Selected excerpt

[MD] DQ: to define or undefine

Ian Glendinning ian.glendinning at gmail.com
Thu Jun 24 06:32:25 PDT 2010


Krim
(I didn't need to re-order or re-interpret Dan's words, I quoted his
phrase verbatim "Dynamic Quality Defined is static quality".)

But yes, there is no "need" for the circularity.
The circularity is simply a "good thing" to discover however, when
people are looking for definitions, because it confirms that it's
definition is in fact "undefined". That's a good thing, it confirms
our hypothesis. To define it any other way is to turn it into sq. DQ
Defined is "NOT DQ".

(You missed my point about matters of degree .... sq is a matter of
degree, DQ isn't. I wasn't talking about complements and unions. DQ is
ONLY the immediate undefinable quality. The lifetime of sq definitions
is variable, but always relatively static for some period of time. DQ
is undefined for any period of time ever. They are qualitatively
different things.)

Ian

On Thu, Jun 24, 2010 at 2:08 PM, Krimel <Krimel at krimel.com> wrote:
> Dan said: "And Dynamic Quality defined is
> static quality. But static quality defined is not Dynamic Quality."

Data extract

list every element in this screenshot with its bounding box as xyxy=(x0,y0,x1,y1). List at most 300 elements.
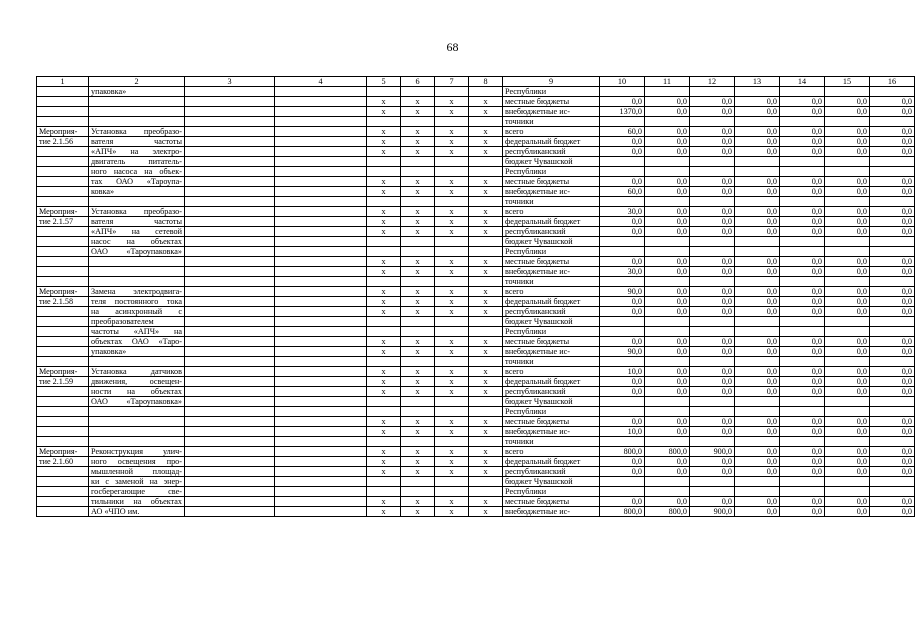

Written exercise 1
In the post on Dynamic Quality, rewrite the passage between "Ian Glendinning ian.glendinning" and "for the circularity.", inclusive, changing "circularity" to "circular reasoning".
Written exercise 2
In Ian's reply within the post on Dynamic Quality, above the quoted message from Krimel, list every word or phrase enclosed in double quotation marks.
Written exercise 3
Answer these questions about the post on Dynamic Quality:
(a) On what day, date and time was Ian's message sent?
(b) According to Ian, which one is a matter of degree, sq or DQ?
(c) In the quoted line from Dan, what does static quality defined fail to be?

Final result 1
Ian Glendinning ian.glendinning at gmail.com
Thu Jun 24 06:32:25 PDT 2010


Krim
(I didn't need to re-order or re-interpret Dan's words, I quoted his
phrase verbatim "Dynamic Quality Defined is static quality".)

But yes, there is no "need" for the circular reasoning.

Final result 2
- "Dynamic Quality Defined is static quality"
- "need"
- "good thing"
- "undefined"
- "NOT DQ"

Final result 3
(a) Thursday, June 24, 2010, at 06:32:25 PDT.
(b) sq is a matter of degree.
(c) Dynamic Quality.